* PROMPT 1: Decide whether each statement below agrees with the interview excerpt: (a) Heffner presents Firefox as a nonprofit browser that pledges not to steal or sell browsing data. (b) Amer treats opting out as a real choice. (c) The quoted Wired review describes the film as a comedy. For each, answer yes or no and quote the words from the excerpt that settle it.
* PROMPT 2:
Using the interview excerpt, answer each question on its own line:
(a) Which two social media platforms does Heffner name?
(b) Which film does Amer cite as coming before wider use of the term "global warming"?
(c) According to the Wired quotation, which service carries "The Great Hack"?
* PROMPT 3: Carry on the interview excerpt on data and "The Great Hack," starting after its final sentence.

* PROVIDED PASSAGE:
▶
HEFFNER: One example of that is using Mozilla Firefox. I mean, as soon as you use Firefox instead of Safari or Chrome, you’re saying, I’m not going to let my browser make money off of my personal browsing history. Right? I mean, those are choices that we as human beings and responsible citizens have to make too. In this case though, the for-profit browsers corner of the market, I mean, there’s really one viable nonprofit that’s saying to you, that’s pledging to you: we’re not going to steal or sell your browsing data, Firefox, right?

AMER: Yes.

HEFFNER: And in the social media environment, there are no options, right? I mean, it’s Facebook; Twitter.

AMER: This idea of opting out is not a real choice. Right. And you know, not being able to be a participant in the connected world because you’re rebelling against it isn’t going to get us.

HEFFNER: But you can potentially opt into nonprofit …

AMER: You can opt into nonprofit entities and that, and that is an important and noble thing to do. However, I would say that the challenge we are facing in this space of information warfare is, you know, at the size and level of something, like climate change, we just haven’t had the words for it.

There’s been this deficit of language like, you know, if you remember before films like inconvenient truth, people didn’t use the word global warming in the same literacy and frequency. So it takes films, it takes conversations to, to allow people to see this world and create a language and lexicon around it. And I think that’s where we’re becoming, well, that’s where we’re at in this conversation. So with that in mind, I think it’s important for us to realize that, you know, we, yes, if we all recycle and if we all stop using plastic straws, that’s a good step. However, just like it requires a massive societal shift to, that comes in the participation of citizens, governments, and corporations to begin to have a real climate change effect. We need that same level of societal shift if we’re going to clean up the Internet highway.

HEFFNER: That’s right. Mature sophistication in the way that we reconceive the social media climate and platforms.

AMER: Yeah.

HEFFNER: Wired, The leading technology publication of this planet says about your “Great Hack,” “The Great Hack.” “Netflix brings our data nightmare to life.” You were referring to it before as a horror film as they do, “the new documentary about Cambridge Analytica uses thoughtful narration and compelling visuals to create a dystopian horror movie for our times.” And they say; “if you’d rather not think about how your life is locked in a dystopian web of your own data, don’t watch the new film on Netflix, ‘The Great Hack.’ But if you want to see, really see the way data tracking, harvesting and targeting takes strands of information we generate and ties them around us until we are smothered by governments and companies, then don’t miss this film.” What’s next in terms of your pursuit of justice and striving for the goals you just set out that are in effect, you know, the potential solutions to all the damage that the film accounts for?
◀
* Records:
▶
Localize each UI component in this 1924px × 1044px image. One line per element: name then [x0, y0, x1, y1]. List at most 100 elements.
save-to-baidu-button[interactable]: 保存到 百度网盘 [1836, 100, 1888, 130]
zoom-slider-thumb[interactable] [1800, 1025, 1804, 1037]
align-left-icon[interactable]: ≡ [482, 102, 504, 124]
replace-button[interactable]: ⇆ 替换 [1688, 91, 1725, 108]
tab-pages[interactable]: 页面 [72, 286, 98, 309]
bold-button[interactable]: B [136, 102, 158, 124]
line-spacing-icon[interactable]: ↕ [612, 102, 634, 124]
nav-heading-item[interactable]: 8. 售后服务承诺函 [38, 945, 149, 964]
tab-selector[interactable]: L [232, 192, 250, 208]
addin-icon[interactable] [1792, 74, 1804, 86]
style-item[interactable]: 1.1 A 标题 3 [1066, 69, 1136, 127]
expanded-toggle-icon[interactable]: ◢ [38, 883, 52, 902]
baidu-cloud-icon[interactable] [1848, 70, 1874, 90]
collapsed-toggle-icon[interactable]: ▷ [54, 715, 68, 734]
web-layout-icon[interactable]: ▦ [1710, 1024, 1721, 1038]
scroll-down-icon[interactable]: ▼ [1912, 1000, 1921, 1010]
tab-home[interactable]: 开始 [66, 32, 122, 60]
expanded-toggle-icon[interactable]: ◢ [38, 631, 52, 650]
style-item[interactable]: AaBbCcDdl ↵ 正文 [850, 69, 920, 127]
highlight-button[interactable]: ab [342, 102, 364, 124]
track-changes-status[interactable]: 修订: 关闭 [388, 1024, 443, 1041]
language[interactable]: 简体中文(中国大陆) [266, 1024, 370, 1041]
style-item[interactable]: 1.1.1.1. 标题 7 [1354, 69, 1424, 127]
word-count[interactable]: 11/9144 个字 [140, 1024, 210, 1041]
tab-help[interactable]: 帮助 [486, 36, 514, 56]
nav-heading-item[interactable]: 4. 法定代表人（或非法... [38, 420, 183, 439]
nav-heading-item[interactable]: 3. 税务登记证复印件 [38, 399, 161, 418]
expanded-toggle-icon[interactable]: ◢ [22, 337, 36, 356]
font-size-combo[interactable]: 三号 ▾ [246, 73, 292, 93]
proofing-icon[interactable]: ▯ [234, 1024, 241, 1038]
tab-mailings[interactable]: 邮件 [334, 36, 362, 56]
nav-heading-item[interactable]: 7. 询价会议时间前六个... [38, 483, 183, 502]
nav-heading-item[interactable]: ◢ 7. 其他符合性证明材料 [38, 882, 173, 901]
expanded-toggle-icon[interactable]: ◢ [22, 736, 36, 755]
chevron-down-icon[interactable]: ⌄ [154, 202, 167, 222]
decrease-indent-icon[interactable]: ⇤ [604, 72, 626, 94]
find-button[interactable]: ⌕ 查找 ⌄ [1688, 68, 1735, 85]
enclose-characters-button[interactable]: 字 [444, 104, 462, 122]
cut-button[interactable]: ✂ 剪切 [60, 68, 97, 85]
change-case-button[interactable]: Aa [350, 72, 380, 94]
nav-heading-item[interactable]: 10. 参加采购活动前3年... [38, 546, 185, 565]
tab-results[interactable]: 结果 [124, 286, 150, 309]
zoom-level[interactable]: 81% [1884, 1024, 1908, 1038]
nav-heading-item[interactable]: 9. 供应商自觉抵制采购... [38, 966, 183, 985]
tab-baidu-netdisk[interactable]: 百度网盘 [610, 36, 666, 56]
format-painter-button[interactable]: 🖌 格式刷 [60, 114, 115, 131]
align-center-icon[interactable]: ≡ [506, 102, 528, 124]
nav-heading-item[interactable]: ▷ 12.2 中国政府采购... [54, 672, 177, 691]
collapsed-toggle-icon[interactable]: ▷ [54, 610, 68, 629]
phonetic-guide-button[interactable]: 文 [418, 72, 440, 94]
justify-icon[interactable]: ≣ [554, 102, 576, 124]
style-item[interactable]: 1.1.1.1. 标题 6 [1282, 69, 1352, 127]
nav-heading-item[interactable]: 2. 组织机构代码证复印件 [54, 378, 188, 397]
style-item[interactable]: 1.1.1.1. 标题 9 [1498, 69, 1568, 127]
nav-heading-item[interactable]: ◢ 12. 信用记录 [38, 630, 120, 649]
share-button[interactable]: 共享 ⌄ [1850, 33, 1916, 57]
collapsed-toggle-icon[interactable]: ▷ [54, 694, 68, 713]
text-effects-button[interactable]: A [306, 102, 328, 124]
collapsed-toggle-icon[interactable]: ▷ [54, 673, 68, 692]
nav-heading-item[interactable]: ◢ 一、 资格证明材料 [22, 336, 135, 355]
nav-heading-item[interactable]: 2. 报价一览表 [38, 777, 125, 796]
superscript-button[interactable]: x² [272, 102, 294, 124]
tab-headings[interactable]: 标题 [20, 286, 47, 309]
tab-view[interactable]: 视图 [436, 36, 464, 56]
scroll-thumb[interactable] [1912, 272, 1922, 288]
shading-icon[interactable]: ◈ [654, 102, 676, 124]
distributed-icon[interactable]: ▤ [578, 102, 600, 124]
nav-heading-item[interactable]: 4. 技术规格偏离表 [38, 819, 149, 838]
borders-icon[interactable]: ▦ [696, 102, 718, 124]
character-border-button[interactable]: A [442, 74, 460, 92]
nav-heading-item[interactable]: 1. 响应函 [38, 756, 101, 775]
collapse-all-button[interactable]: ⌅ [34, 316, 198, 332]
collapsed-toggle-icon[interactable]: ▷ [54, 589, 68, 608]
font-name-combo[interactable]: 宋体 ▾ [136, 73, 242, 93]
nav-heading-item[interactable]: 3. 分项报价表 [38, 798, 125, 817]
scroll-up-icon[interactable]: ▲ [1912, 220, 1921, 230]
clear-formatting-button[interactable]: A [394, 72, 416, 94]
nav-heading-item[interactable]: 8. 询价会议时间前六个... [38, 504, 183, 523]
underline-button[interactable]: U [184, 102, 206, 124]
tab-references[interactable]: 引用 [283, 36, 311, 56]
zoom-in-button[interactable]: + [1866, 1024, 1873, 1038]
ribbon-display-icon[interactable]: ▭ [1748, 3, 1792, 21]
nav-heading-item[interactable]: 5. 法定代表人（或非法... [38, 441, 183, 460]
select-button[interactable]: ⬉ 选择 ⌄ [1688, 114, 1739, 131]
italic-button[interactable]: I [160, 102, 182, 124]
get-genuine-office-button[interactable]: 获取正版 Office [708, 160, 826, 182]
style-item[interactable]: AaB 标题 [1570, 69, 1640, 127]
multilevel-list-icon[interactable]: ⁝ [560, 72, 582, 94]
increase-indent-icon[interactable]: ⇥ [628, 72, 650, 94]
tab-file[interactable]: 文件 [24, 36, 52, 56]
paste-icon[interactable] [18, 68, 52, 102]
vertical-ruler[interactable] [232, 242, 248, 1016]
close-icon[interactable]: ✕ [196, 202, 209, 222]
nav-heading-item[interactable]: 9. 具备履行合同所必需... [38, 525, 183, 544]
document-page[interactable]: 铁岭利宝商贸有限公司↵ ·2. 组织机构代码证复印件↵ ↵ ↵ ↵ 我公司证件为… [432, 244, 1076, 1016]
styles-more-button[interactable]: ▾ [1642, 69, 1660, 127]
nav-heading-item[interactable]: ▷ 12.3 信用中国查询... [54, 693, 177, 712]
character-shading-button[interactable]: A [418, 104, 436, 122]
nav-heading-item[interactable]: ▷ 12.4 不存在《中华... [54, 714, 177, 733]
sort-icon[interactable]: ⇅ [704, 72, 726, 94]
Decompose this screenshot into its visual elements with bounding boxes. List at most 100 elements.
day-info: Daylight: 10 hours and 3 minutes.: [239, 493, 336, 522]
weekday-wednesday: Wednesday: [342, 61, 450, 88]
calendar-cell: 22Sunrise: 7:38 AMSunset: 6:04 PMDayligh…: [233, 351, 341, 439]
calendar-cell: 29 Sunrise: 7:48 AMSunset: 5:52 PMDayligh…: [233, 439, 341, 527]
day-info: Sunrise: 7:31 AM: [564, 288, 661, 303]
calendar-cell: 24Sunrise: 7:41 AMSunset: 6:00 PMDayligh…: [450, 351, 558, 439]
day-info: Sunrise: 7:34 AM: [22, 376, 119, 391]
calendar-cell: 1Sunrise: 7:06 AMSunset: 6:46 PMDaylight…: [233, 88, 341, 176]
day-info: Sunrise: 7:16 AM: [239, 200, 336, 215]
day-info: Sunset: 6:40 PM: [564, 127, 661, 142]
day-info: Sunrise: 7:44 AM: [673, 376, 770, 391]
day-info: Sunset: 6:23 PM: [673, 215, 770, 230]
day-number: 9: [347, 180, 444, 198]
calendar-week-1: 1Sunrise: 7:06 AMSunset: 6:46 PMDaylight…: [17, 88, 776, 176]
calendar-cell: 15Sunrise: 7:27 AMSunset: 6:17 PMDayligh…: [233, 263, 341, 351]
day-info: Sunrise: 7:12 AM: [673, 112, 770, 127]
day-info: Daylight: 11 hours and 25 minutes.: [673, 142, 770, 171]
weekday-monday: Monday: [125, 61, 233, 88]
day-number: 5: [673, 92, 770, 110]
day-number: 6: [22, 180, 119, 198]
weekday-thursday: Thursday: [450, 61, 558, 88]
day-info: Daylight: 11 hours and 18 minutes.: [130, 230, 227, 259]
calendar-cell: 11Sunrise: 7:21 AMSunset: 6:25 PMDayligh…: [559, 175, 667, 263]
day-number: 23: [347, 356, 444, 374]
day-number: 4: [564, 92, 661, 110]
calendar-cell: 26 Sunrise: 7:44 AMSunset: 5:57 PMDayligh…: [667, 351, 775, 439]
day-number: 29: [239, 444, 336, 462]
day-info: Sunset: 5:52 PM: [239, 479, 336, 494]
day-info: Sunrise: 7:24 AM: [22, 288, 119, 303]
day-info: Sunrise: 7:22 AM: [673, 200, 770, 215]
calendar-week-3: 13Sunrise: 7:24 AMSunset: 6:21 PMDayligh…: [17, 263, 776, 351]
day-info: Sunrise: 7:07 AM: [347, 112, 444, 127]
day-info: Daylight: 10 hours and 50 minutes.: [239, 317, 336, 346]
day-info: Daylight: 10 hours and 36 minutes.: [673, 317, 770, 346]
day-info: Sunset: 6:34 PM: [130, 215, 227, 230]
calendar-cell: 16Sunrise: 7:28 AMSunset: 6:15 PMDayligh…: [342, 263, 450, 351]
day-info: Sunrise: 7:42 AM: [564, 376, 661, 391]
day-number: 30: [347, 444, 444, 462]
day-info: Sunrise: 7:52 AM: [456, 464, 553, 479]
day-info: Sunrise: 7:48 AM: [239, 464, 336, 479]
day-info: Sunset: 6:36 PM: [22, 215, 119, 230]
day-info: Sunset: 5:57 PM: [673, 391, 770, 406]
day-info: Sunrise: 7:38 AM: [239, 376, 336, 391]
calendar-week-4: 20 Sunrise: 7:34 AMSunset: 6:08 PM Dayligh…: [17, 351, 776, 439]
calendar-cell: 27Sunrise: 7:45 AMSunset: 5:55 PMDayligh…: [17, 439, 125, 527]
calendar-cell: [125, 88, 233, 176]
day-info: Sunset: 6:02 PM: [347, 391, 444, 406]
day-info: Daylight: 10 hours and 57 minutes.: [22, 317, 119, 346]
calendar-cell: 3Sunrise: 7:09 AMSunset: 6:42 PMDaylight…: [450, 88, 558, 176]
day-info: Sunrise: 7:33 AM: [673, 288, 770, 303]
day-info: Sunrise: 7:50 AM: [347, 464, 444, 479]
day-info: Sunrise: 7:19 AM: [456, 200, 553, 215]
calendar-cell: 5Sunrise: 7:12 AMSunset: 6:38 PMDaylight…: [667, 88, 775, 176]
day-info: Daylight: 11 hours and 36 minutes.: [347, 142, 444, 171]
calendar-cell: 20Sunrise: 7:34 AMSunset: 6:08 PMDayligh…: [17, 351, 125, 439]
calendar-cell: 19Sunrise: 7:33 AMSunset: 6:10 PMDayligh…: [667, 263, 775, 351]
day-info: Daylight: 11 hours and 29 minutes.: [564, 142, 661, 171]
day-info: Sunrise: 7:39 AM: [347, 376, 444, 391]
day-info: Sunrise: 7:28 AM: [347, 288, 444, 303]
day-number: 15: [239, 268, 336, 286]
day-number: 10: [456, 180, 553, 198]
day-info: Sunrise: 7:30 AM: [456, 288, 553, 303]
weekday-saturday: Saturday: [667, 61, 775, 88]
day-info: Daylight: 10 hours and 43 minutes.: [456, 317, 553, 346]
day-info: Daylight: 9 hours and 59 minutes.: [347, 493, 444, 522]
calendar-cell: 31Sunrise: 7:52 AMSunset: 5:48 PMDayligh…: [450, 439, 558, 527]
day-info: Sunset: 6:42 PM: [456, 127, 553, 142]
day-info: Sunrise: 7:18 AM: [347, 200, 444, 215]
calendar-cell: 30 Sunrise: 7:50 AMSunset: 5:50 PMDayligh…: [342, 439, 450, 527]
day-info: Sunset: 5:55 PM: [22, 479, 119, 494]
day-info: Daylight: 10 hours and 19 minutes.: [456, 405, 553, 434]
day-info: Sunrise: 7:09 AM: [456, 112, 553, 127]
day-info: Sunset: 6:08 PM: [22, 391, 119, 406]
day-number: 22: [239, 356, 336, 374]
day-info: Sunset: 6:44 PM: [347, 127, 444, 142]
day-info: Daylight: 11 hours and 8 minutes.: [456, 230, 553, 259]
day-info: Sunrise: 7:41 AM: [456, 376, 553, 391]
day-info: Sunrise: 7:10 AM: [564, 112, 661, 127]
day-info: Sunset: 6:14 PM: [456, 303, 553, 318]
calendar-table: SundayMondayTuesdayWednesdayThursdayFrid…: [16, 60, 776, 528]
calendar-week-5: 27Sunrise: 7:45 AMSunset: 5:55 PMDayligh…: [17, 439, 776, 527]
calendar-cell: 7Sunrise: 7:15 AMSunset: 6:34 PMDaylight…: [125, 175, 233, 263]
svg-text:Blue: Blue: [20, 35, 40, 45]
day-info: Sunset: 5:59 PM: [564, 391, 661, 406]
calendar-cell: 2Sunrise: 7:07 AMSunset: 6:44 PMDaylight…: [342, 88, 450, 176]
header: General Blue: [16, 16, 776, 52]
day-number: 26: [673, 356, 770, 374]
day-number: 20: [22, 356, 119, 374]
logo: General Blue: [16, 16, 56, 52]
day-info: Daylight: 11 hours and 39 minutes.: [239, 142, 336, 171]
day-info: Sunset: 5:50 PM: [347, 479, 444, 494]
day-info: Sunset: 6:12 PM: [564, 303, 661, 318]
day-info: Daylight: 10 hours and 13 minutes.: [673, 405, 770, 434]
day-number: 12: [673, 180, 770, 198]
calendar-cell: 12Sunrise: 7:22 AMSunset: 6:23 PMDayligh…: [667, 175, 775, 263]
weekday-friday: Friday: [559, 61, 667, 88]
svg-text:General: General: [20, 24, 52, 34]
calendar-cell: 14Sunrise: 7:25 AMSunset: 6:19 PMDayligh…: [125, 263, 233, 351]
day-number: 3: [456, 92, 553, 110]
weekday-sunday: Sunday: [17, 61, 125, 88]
◀
* RIGHT ANSWER 1:
(a) Yes: "there’s really one viable nonprofit that’s saying to you, that’s pledging to you: we’re not going to steal or sell your browsing data, Firefox"
(b) No: "This idea of opting out is not a real choice."
(c) No: "to create a dystopian horror movie for our times"

* RIGHT ANSWER 2:
(a) Facebook and Twitter
(b) Inconvenient Truth
(c) Netflix

* RIGHT ANSWER 3:
AMER: Well you know, I think that “The Great Hack” is the beginning of a conversation in that you’ve opened up this door that is clearly a space that a lot of people from around the world want to be talking about. And I think we are looking now at how we can continue that conversation. We’re working on a couple of other projects including a series of short films that we hope to be releasing throughout 2019 and 2020. That can allow us to continue to see where some of these record sites are in the area between technology and society and particularly disinformation tactics being used in that space. I think what’s been really important is to look at this perspective that is happening from, what’s been really important in my, for me what keeps me kind of going about this is that Cambridge Analytica was a behavior change agency. That’s what they bragged about being. And as we’ve unpacked that story, we realized that, you know, Facebook is ultimately a behavior change agency. And so is Google in many ways and so are so many of the companies operating in the new era of surveillance capitalism. And behavior change isn’t implicitly a bad thing. You know, we need advertising; we need marketing to effectively communicate. But I think that there’s a difference between persuasion and manipulation and we need to start figuring out where those boundaries and borders are in different aspects of our life. Are we entering into a world where algorithms that are amoral in nature are going to be determining, you know, who gets certain access to education? Who doesn’t? Are we living in a world where criminality scores determined by algorithms are going to be the ultimate arbiter of justice? Are we living in a world where, you know, our algorithm is predetermining your ability and your family’s ability to have access to certain financing and to not have access to certain choices in life?

And if so, who’s determining the ethical boundaries of these algorithms and who’s watching the watchers? And I think that’s where it takes citizens. That’s where it takes people like David Carroll. That’s where it takes shows like this, of people having the conversation and demanding that we do better, and demanding that at this critical crossroads in human history that we band together and realize that despite our tribal differences, we still have a human connection that should bond us and should allow us to figure it out before we ultimately surrender ourselves to an amoral algorithm that we know very little about.

HEFFNER: A moral or immoral?

AMER: Well that depends on who’s in control of it.

HEFFNER: Right now, the unifying principle and impetus is greed.

AMER: Yes.

HEFFNER: I mean in WIRED too, I want to send this to you, and our viewers can check it out. A piece that I wrote on the monetization of disinformation,

AMER: Yes.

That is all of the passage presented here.